■ **RECORDS**
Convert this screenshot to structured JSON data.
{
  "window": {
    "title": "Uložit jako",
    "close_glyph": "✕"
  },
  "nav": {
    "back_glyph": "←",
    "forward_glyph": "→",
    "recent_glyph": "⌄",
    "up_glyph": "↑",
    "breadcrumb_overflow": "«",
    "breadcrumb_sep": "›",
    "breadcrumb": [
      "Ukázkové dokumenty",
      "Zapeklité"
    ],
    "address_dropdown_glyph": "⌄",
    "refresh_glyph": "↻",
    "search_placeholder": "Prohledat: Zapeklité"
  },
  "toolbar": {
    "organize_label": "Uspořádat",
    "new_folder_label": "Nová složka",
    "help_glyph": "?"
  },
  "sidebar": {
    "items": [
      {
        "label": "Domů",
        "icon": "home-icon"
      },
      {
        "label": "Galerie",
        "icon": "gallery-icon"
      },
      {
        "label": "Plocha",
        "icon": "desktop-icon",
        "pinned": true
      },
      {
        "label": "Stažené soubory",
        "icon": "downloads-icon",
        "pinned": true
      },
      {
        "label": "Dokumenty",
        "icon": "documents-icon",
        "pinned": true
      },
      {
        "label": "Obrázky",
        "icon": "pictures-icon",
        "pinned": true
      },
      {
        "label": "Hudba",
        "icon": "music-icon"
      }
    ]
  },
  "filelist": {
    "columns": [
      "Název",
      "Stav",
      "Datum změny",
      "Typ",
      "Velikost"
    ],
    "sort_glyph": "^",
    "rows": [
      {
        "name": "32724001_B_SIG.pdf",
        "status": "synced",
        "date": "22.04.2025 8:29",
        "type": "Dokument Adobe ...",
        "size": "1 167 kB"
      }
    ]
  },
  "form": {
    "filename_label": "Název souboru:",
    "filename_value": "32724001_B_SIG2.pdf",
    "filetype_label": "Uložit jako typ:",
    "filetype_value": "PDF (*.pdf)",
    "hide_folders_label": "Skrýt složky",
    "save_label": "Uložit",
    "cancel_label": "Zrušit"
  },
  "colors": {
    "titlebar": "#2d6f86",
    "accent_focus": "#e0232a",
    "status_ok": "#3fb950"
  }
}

■ **SET PROBLEM**
Output the listing above without altering a single character.

■ **WRITTEN RESPONSE**
Convert this screenshot to structured JSON data.
{
  "window": {
    "title": "Uložit jako",
    "close_glyph": "✕"
  },
  "nav": {
    "back_glyph": "←",
    "forward_glyph": "→",
    "recent_glyph": "⌄",
    "up_glyph": "↑",
    "breadcrumb_overflow": "«",
    "breadcrumb_sep": "›",
    "breadcrumb": [
      "Ukázkové dokumenty",
      "Zapeklité"
    ],
    "address_dropdown_glyph": "⌄",
    "refresh_glyph": "↻",
    "search_placeholder": "Prohledat: Zapeklité"
  },
  "toolbar": {
    "organize_label": "Uspořádat",
    "new_folder_label": "Nová složka",
    "help_glyph": "?"
  },
  "sidebar": {
    "items": [
      {
        "label": "Domů",
        "icon": "home-icon"
      },
      {
        "label": "Galerie",
        "icon": "gallery-icon"
      },
      {
        "label": "Plocha",
        "icon": "desktop-icon",
        "pinned": true
      },
      {
        "label": "Stažené soubory",
        "icon": "downloads-icon",
        "pinned": true
      },
      {
        "label": "Dokumenty",
        "icon": "documents-icon",
        "pinned": true
      },
      {
        "label": "Obrázky",
        "icon": "pictures-icon",
        "pinned": true
      },
      {
        "label": "Hudba",
        "icon": "music-icon"
      }
    ]
  },
  "filelist": {
    "columns": [
      "Název",
      "Stav",
      "Datum změny",
      "Typ",
      "Velikost"
    ],
    "sort_glyph": "^",
    "rows": [
      {
        "name": "32724001_B_SIG.pdf",
        "status": "synced",
        "date": "22.04.2025 8:29",
        "type": "Dokument Adobe ...",
        "size": "1 167 kB"
      }
    ]
  },
  "form": {
    "filename_label": "Název souboru:",
    "filename_value": "32724001_B_SIG2.pdf",
    "filetype_label": "Uložit jako typ:",
    "filetype_value": "PDF (*.pdf)",
    "hide_folders_label": "Skrýt složky",
    "save_label": "Uložit",
    "cancel_label": "Zrušit"
  },
  "colors": {
    "titlebar": "#2d6f86",
    "accent_focus": "#e0232a",
    "status_ok": "#3fb950"
  }
}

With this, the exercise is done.